## Short problem
Leave out the images; return the rest of the data exactly.

## Rows
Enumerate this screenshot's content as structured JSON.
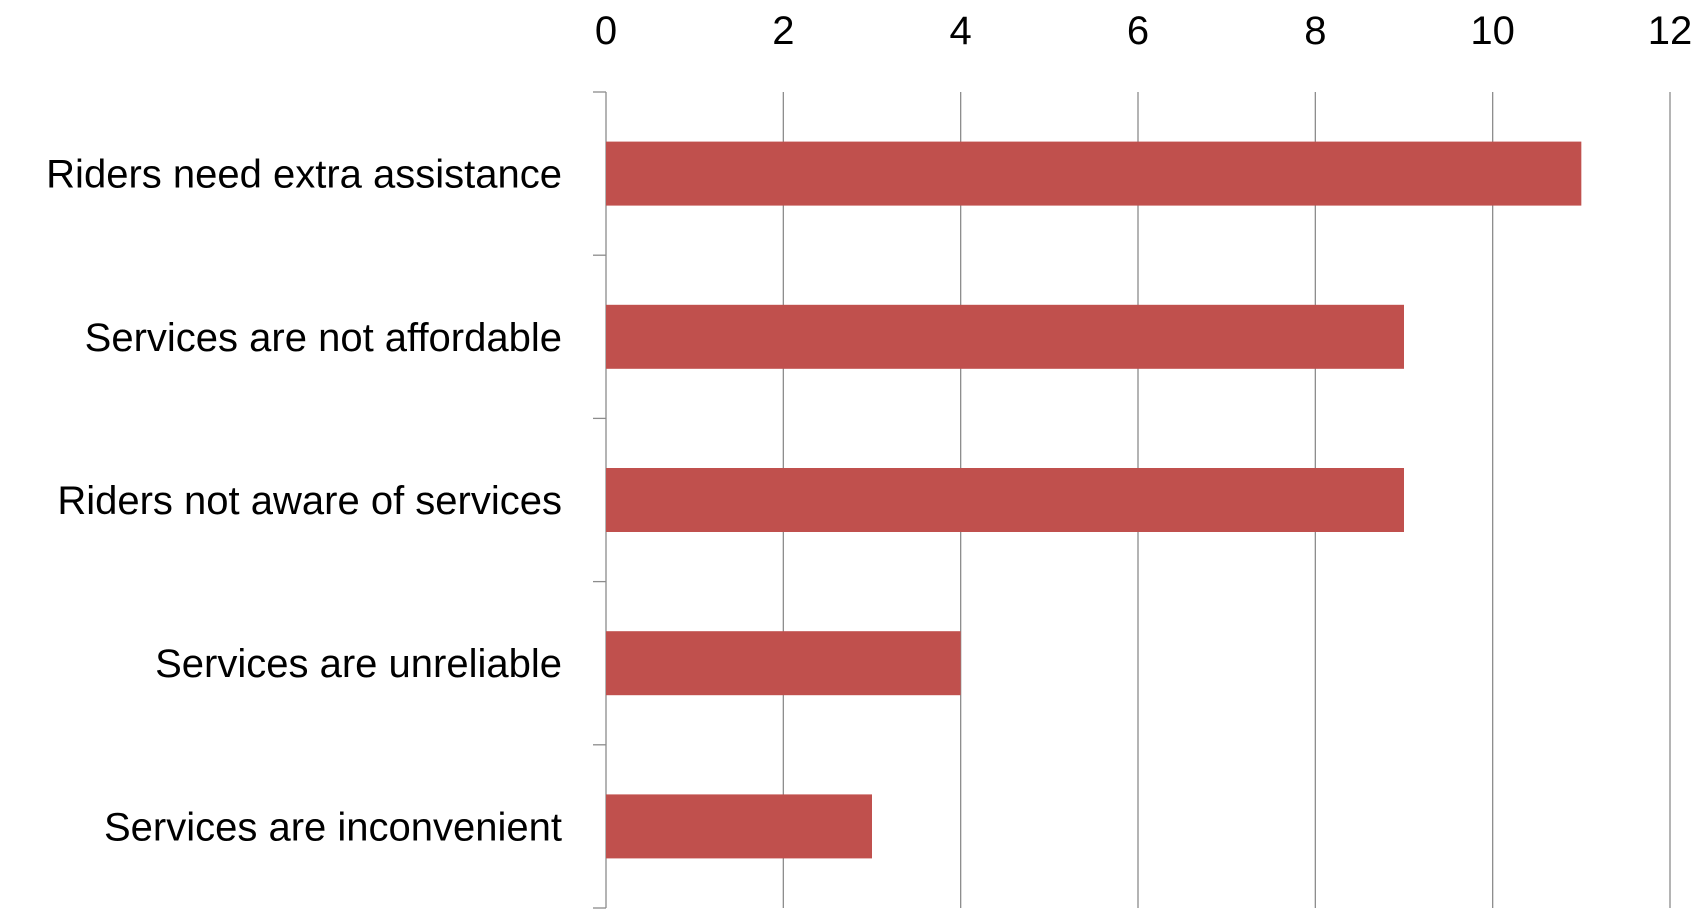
{
  "chart_data": {
    "type": "bar",
    "orientation": "horizontal",
    "categories": [
      "Riders need extra assistance",
      "Services are not affordable",
      "Riders not aware of services",
      "Services are unreliable",
      "Services are inconvenient"
    ],
    "values": [
      11,
      9,
      9,
      4,
      3
    ],
    "x_ticks": [
      "0",
      "2",
      "4",
      "6",
      "8",
      "10",
      "12"
    ],
    "xlim": [
      0,
      12
    ],
    "x_axis_position": "top",
    "grid": true,
    "legend": "none",
    "bar_color": "#c0504d"
  }
}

## Solution to the exercise
Enumerate this screenshot's content as structured JSON.
{
  "chart_data": {
    "type": "bar",
    "orientation": "horizontal",
    "categories": [
      "Riders need extra assistance",
      "Services are not affordable",
      "Riders not aware of services",
      "Services are unreliable",
      "Services are inconvenient"
    ],
    "values": [
      11,
      9,
      9,
      4,
      3
    ],
    "x_ticks": [
      "0",
      "2",
      "4",
      "6",
      "8",
      "10",
      "12"
    ],
    "xlim": [
      0,
      12
    ],
    "x_axis_position": "top",
    "grid": true,
    "legend": "none",
    "bar_color": "#c0504d"
  }
}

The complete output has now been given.